▶ [Goal of the exercise]
Copy the entries below exactly. Images do not belong in the copy.
** START **
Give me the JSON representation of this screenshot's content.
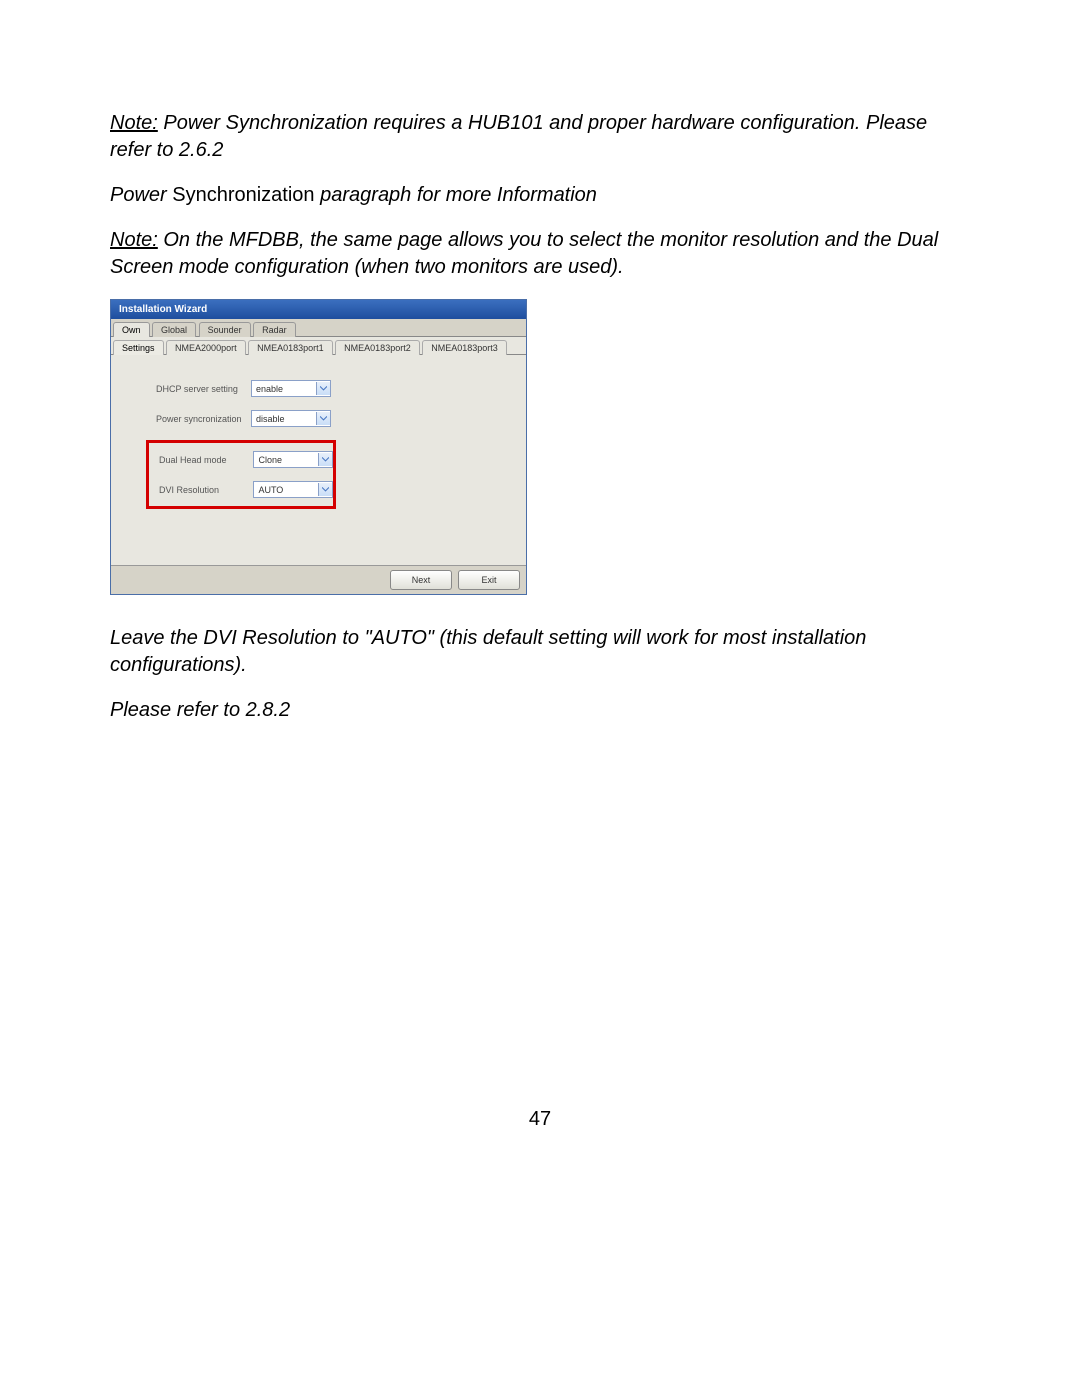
{
  "text": {
    "note1_label": "Note:",
    "note1_body": " Power Synchronization requires a HUB101 and proper hardware configuration. Please refer to 2.6.2",
    "line2_a": "Power ",
    "line2_b": "Synchronization ",
    "line2_c": "paragraph for more Information",
    "note2_label": "Note:",
    "note2_body": " On the MFDBB, the same page allows you to select the monitor resolution and the Dual Screen mode configuration (when two monitors are used).",
    "post1": "Leave the DVI Resolution to \"AUTO\" (this default setting will work for most installation configurations).",
    "post2": "Please refer to 2.8.2",
    "page_number": "47"
  },
  "wizard": {
    "title": "Installation Wizard",
    "tabs_top": [
      "Own",
      "Global",
      "Sounder",
      "Radar"
    ],
    "tabs_top_selected": 0,
    "tabs_sub": [
      "Settings",
      "NMEA2000port",
      "NMEA0183port1",
      "NMEA0183port2",
      "NMEA0183port3"
    ],
    "tabs_sub_selected": 0,
    "fields": {
      "dhcp": {
        "label": "DHCP server setting",
        "value": "enable"
      },
      "psync": {
        "label": "Power syncronization",
        "value": "disable"
      },
      "dual": {
        "label": "Dual Head mode",
        "value": "Clone"
      },
      "dvi": {
        "label": "DVI Resolution",
        "value": "AUTO"
      }
    },
    "buttons": {
      "next": "Next",
      "exit": "Exit"
    }
  }
}
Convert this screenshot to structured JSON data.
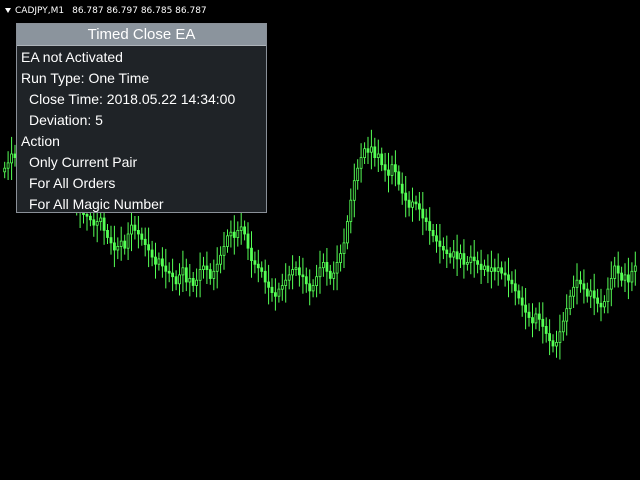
{
  "chart": {
    "symbol_timeframe": "CADJPY,M1",
    "ohlc_quotes": "86.787 86.797 86.785 86.787",
    "candle_color": "#55ff55",
    "background_color": "#000000",
    "closes": [
      101.6,
      101.9,
      102.4,
      102.2,
      102.6,
      103.1,
      103.4,
      102.8,
      102.9,
      102.5,
      102.1,
      101.9,
      102.3,
      102.4,
      102.0,
      101.6,
      101.2,
      101.0,
      100.6,
      100.2,
      100.0,
      99.6,
      99.2,
      99.0,
      98.9,
      98.7,
      98.4,
      98.6,
      98.8,
      98.1,
      97.7,
      97.4,
      97.0,
      97.2,
      97.5,
      97.1,
      97.9,
      98.4,
      98.1,
      97.9,
      97.6,
      97.3,
      97.0,
      96.6,
      96.2,
      96.5,
      96.1,
      95.8,
      95.7,
      95.5,
      95.1,
      95.6,
      96.0,
      95.2,
      95.4,
      95.0,
      95.3,
      95.9,
      96.1,
      95.9,
      95.4,
      95.8,
      96.2,
      96.7,
      97.2,
      97.8,
      98.0,
      97.7,
      98.1,
      98.3,
      97.9,
      97.1,
      96.4,
      96.2,
      96.0,
      95.8,
      95.2,
      94.9,
      94.6,
      94.4,
      94.8,
      95.0,
      95.3,
      95.6,
      95.9,
      96.0,
      95.6,
      95.5,
      95.1,
      94.7,
      95.0,
      95.5,
      96.0,
      96.3,
      95.8,
      95.4,
      95.7,
      96.3,
      96.8,
      97.4,
      98.6,
      99.8,
      100.9,
      101.6,
      102.2,
      102.7,
      102.5,
      102.8,
      102.2,
      102.4,
      101.8,
      101.5,
      101.2,
      101.8,
      101.4,
      100.7,
      100.2,
      99.8,
      99.4,
      99.7,
      99.6,
      99.3,
      98.8,
      98.6,
      98.1,
      97.8,
      97.5,
      97.2,
      97.0,
      96.8,
      96.6,
      96.9,
      96.5,
      96.8,
      96.2,
      96.3,
      96.6,
      96.4,
      96.2,
      95.9,
      96.1,
      95.8,
      96.0,
      95.8,
      96.0,
      95.7,
      95.6,
      95.3,
      95.1,
      94.7,
      94.3,
      93.9,
      93.5,
      93.2,
      92.9,
      93.4,
      93.1,
      92.7,
      92.3,
      91.9,
      91.6,
      91.8,
      92.4,
      93.0,
      93.7,
      94.4,
      94.9,
      95.3,
      95.1,
      94.8,
      94.4,
      94.7,
      94.3,
      94.0,
      93.8,
      94.1,
      94.8,
      95.4,
      96.1,
      95.7,
      95.3,
      95.6,
      95.2,
      95.8,
      96.1
    ]
  },
  "ea_panel": {
    "title": "Timed Close EA",
    "status": "EA not Activated",
    "run_type": "Run Type:  One Time",
    "close_time": "Close Time: 2018.05.22 14:34:00",
    "deviation": "Deviation: 5",
    "action_label": "Action",
    "actions": [
      "Only Current Pair",
      "For All Orders",
      "For All Magic Number"
    ]
  }
}
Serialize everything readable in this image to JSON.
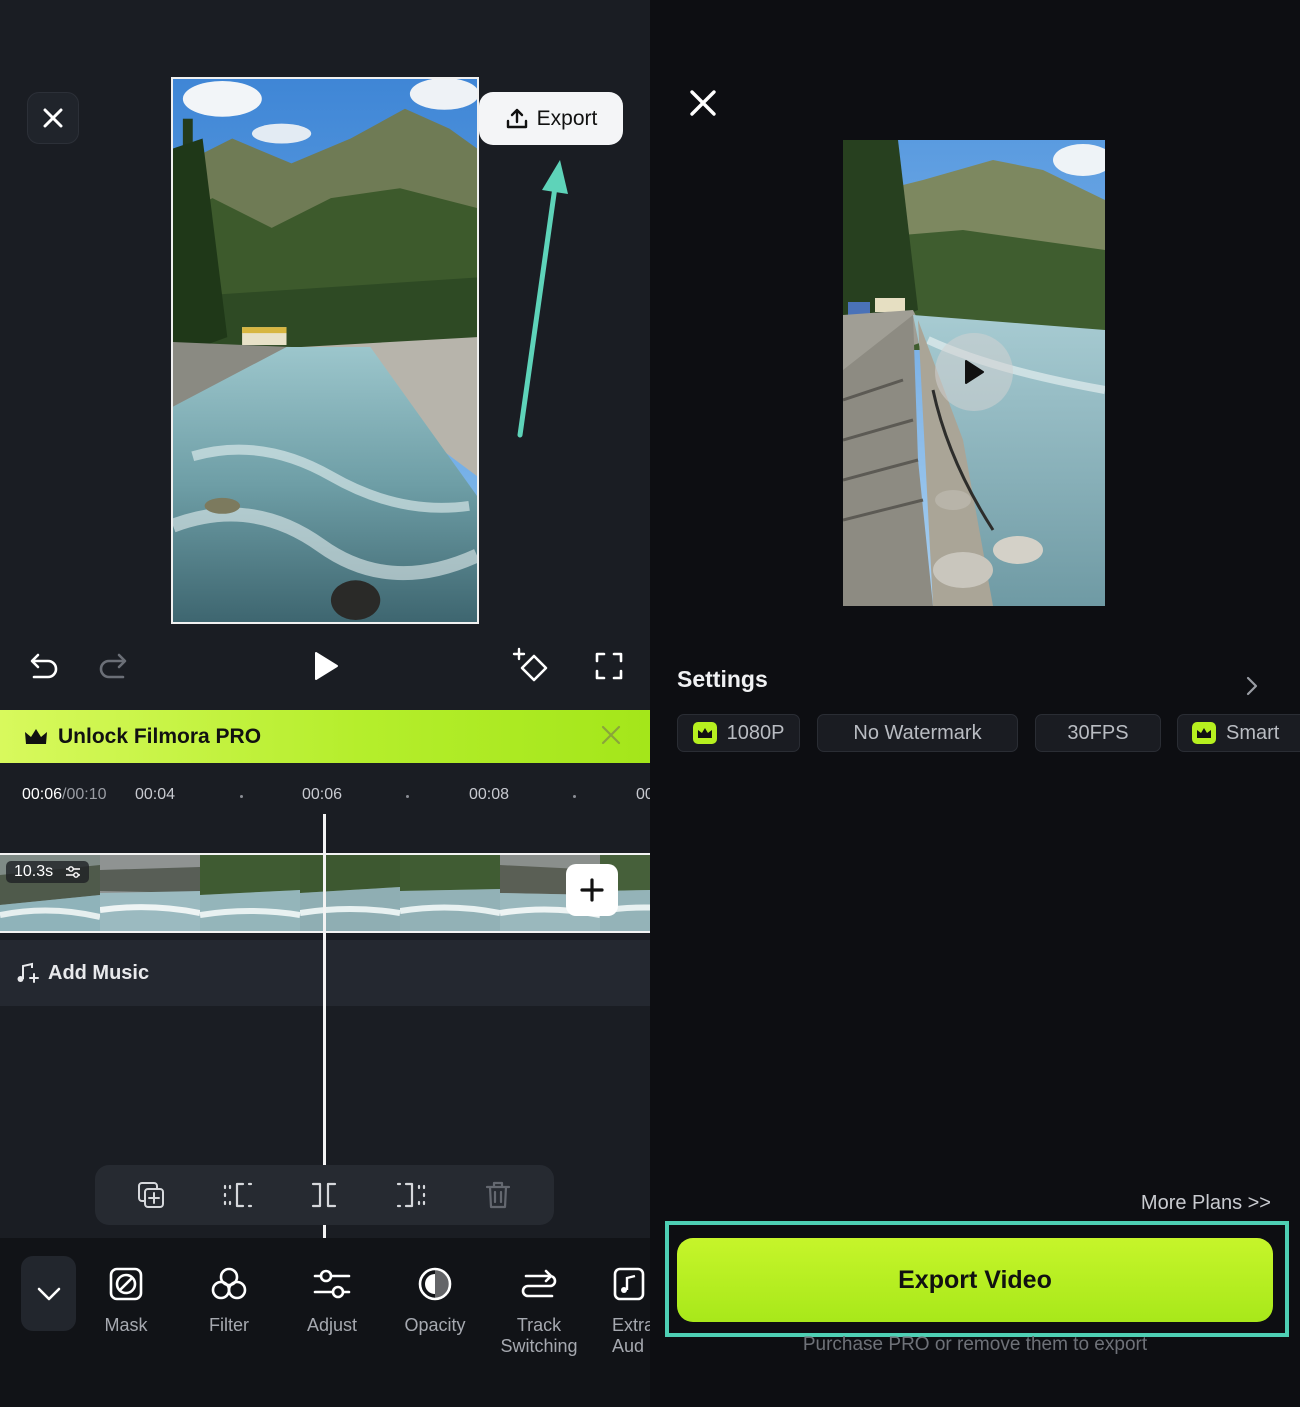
{
  "editor": {
    "export_label": "Export",
    "pro_banner": {
      "label": "Unlock Filmora PRO"
    },
    "timeline": {
      "current_time": "00:06",
      "total_time": "/00:10",
      "markers": [
        "00:04",
        "00:06",
        "00:08",
        "00"
      ],
      "clip_duration": "10.3s",
      "add_music_label": "Add Music"
    },
    "tools": [
      {
        "label": "Mask",
        "icon": "mask-icon"
      },
      {
        "label": "Filter",
        "icon": "filter-icon"
      },
      {
        "label": "Adjust",
        "icon": "adjust-icon"
      },
      {
        "label": "Opacity",
        "icon": "opacity-icon"
      },
      {
        "label": "Track\nSwitching",
        "icon": "track-switching-icon"
      },
      {
        "label": "Extra\nAud",
        "icon": "extract-audio-icon"
      }
    ]
  },
  "export_panel": {
    "settings_title": "Settings",
    "chips": [
      {
        "label": "1080P",
        "pro": true
      },
      {
        "label": "No Watermark",
        "pro": false
      },
      {
        "label": "30FPS",
        "pro": false
      },
      {
        "label": "Smart",
        "pro": true
      }
    ],
    "more_plans": "More Plans >>",
    "export_video_label": "Export Video",
    "purchase_note": "Purchase PRO or remove them to export"
  },
  "colors": {
    "accent_green": "#b5ee2c",
    "annotation_teal": "#4ecfb4",
    "background": "#1a1d23"
  }
}
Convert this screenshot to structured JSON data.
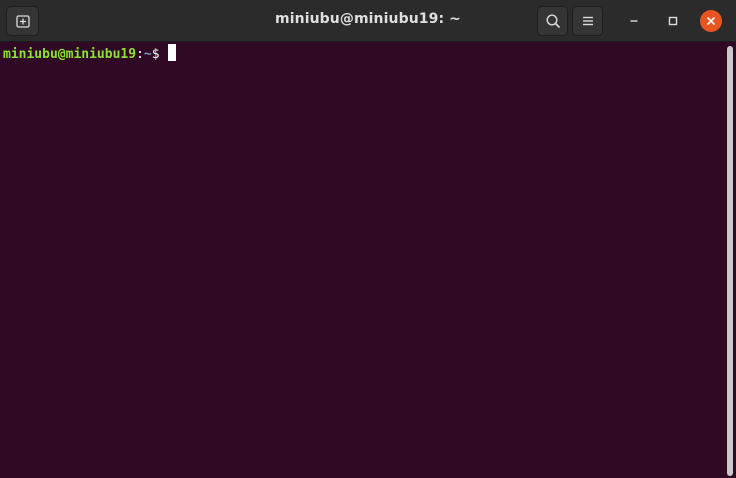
** END **
▶ [Final result]
Give me the JSON representation of this screenshot's content.
{
  "text": {
    "note1_label": "Note:",
    "note1_body": " Power Synchronization requires a HUB101 and proper hardware configuration. Please refer to 2.6.2",
    "line2_a": "Power ",
    "line2_b": "Synchronization ",
    "line2_c": "paragraph for more Information",
    "note2_label": "Note:",
    "note2_body": " On the MFDBB, the same page allows you to select the monitor resolution and the Dual Screen mode configuration (when two monitors are used).",
    "post1": "Leave the DVI Resolution to \"AUTO\" (this default setting will work for most installation configurations).",
    "post2": "Please refer to 2.8.2",
    "page_number": "47"
  },
  "wizard": {
    "title": "Installation Wizard",
    "tabs_top": [
      "Own",
      "Global",
      "Sounder",
      "Radar"
    ],
    "tabs_top_selected": 0,
    "tabs_sub": [
      "Settings",
      "NMEA2000port",
      "NMEA0183port1",
      "NMEA0183port2",
      "NMEA0183port3"
    ],
    "tabs_sub_selected": 0,
    "fields": {
      "dhcp": {
        "label": "DHCP server setting",
        "value": "enable"
      },
      "psync": {
        "label": "Power syncronization",
        "value": "disable"
      },
      "dual": {
        "label": "Dual Head mode",
        "value": "Clone"
      },
      "dvi": {
        "label": "DVI Resolution",
        "value": "AUTO"
      }
    },
    "buttons": {
      "next": "Next",
      "exit": "Exit"
    }
  }
}
Convert this screenshot to structured JSON data.
{
  "chart": {
    "symbol_timeframe": "CADJPY,M1",
    "ohlc_quotes": "86.787 86.797 86.785 86.787",
    "candle_color": "#55ff55",
    "background_color": "#000000",
    "closes": [
      101.6,
      101.9,
      102.4,
      102.2,
      102.6,
      103.1,
      103.4,
      102.8,
      102.9,
      102.5,
      102.1,
      101.9,
      102.3,
      102.4,
      102.0,
      101.6,
      101.2,
      101.0,
      100.6,
      100.2,
      100.0,
      99.6,
      99.2,
      99.0,
      98.9,
      98.7,
      98.4,
      98.6,
      98.8,
      98.1,
      97.7,
      97.4,
      97.0,
      97.2,
      97.5,
      97.1,
      97.9,
      98.4,
      98.1,
      97.9,
      97.6,
      97.3,
      97.0,
      96.6,
      96.2,
      96.5,
      96.1,
      95.8,
      95.7,
      95.5,
      95.1,
      95.6,
      96.0,
      95.2,
      95.4,
      95.0,
      95.3,
      95.9,
      96.1,
      95.9,
      95.4,
      95.8,
      96.2,
      96.7,
      97.2,
      97.8,
      98.0,
      97.7,
      98.1,
      98.3,
      97.9,
      97.1,
      96.4,
      96.2,
      96.0,
      95.8,
      95.2,
      94.9,
      94.6,
      94.4,
      94.8,
      95.0,
      95.3,
      95.6,
      95.9,
      96.0,
      95.6,
      95.5,
      95.1,
      94.7,
      95.0,
      95.5,
      96.0,
      96.3,
      95.8,
      95.4,
      95.7,
      96.3,
      96.8,
      97.4,
      98.6,
      99.8,
      100.9,
      101.6,
      102.2,
      102.7,
      102.5,
      102.8,
      102.2,
      102.4,
      101.8,
      101.5,
      101.2,
      101.8,
      101.4,
      100.7,
      100.2,
      99.8,
      99.4,
      99.7,
      99.6,
      99.3,
      98.8,
      98.6,
      98.1,
      97.8,
      97.5,
      97.2,
      97.0,
      96.8,
      96.6,
      96.9,
      96.5,
      96.8,
      96.2,
      96.3,
      96.6,
      96.4,
      96.2,
      95.9,
      96.1,
      95.8,
      96.0,
      95.8,
      96.0,
      95.7,
      95.6,
      95.3,
      95.1,
      94.7,
      94.3,
      93.9,
      93.5,
      93.2,
      92.9,
      93.4,
      93.1,
      92.7,
      92.3,
      91.9,
      91.6,
      91.8,
      92.4,
      93.0,
      93.7,
      94.4,
      94.9,
      95.3,
      95.1,
      94.8,
      94.4,
      94.7,
      94.3,
      94.0,
      93.8,
      94.1,
      94.8,
      95.4,
      96.1,
      95.7,
      95.3,
      95.6,
      95.2,
      95.8,
      96.1
    ]
  },
  "ea_panel": {
    "title": "Timed Close EA",
    "status": "EA not Activated",
    "run_type": "Run Type:  One Time",
    "close_time": "Close Time: 2018.05.22 14:34:00",
    "deviation": "Deviation: 5",
    "action_label": "Action",
    "actions": [
      "Only Current Pair",
      "For All Orders",
      "For All Magic Number"
    ]
  }
}
Serialize everything readable in this image to JSON.
{
  "editor": {
    "export_label": "Export",
    "pro_banner": {
      "label": "Unlock Filmora PRO"
    },
    "timeline": {
      "current_time": "00:06",
      "total_time": "/00:10",
      "markers": [
        "00:04",
        "00:06",
        "00:08",
        "00"
      ],
      "clip_duration": "10.3s",
      "add_music_label": "Add Music"
    },
    "tools": [
      {
        "label": "Mask",
        "icon": "mask-icon"
      },
      {
        "label": "Filter",
        "icon": "filter-icon"
      },
      {
        "label": "Adjust",
        "icon": "adjust-icon"
      },
      {
        "label": "Opacity",
        "icon": "opacity-icon"
      },
      {
        "label": "Track\nSwitching",
        "icon": "track-switching-icon"
      },
      {
        "label": "Extra\nAud",
        "icon": "extract-audio-icon"
      }
    ]
  },
  "export_panel": {
    "settings_title": "Settings",
    "chips": [
      {
        "label": "1080P",
        "pro": true
      },
      {
        "label": "No Watermark",
        "pro": false
      },
      {
        "label": "30FPS",
        "pro": false
      },
      {
        "label": "Smart",
        "pro": true
      }
    ],
    "more_plans": "More Plans >>",
    "export_video_label": "Export Video",
    "purchase_note": "Purchase PRO or remove them to export"
  },
  "colors": {
    "accent_green": "#b5ee2c",
    "annotation_teal": "#4ecfb4",
    "background": "#1a1d23"
  }
}
Convert this screenshot to structured JSON data.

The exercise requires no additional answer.